--- start RECORDS SHOWN ---

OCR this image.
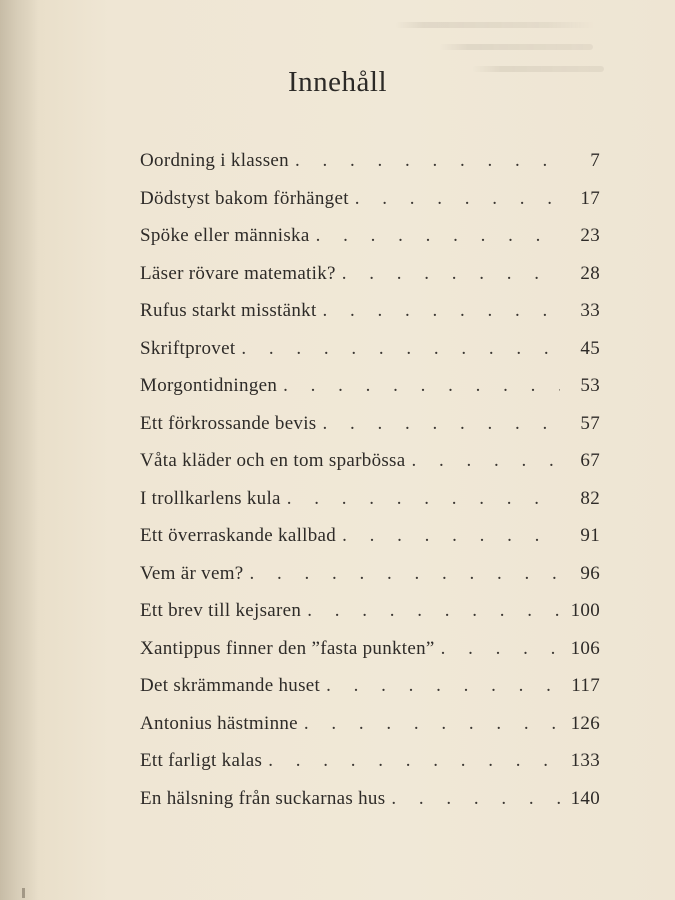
Innehåll
Oordning i klassen . . .	7
Dödstyst bakom förhänget . . .	17
Spöke eller människa . . .	23
Läser rövare matematik? . . .	28
Rufus starkt misstänkt . . .	33
Skriftprovet . . .	45
Morgontidningen . . .	53
Ett förkrossande bevis . . .	57
Våta kläder och en tom sparbössa . . .	67
I trollkarlens kula . . .	82
Ett överraskande kallbad . . .	91
Vem är vem? . . .	96
Ett brev till kejsaren . . .	100
Xantippus finner den ”fasta punkten” . . .	106
Det skrämmande huset . . .	117
Antonius hästminne . . .	126
Ett farligt kalas . . .	133
En hälsning från suckarnas hus . . .	140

--- end RECORDS SHOWN ---

WRITTEN TASK.
Pictures excluded, quote all the data above exactly.

SOLVED EXERCISE.
OCR this image.
Innehåll
Oordning i klassen . . .	7
Dödstyst bakom förhänget . . .	17
Spöke eller människa . . .	23
Läser rövare matematik? . . .	28
Rufus starkt misstänkt . . .	33
Skriftprovet . . .	45
Morgontidningen . . .	53
Ett förkrossande bevis . . .	57
Våta kläder och en tom sparbössa . . .	67
I trollkarlens kula . . .	82
Ett överraskande kallbad . . .	91
Vem är vem? . . .	96
Ett brev till kejsaren . . .	100
Xantippus finner den ”fasta punkten” . . .	106
Det skrämmande huset . . .	117
Antonius hästminne . . .	126
Ett farligt kalas . . .	133
En hälsning från suckarnas hus . . .	140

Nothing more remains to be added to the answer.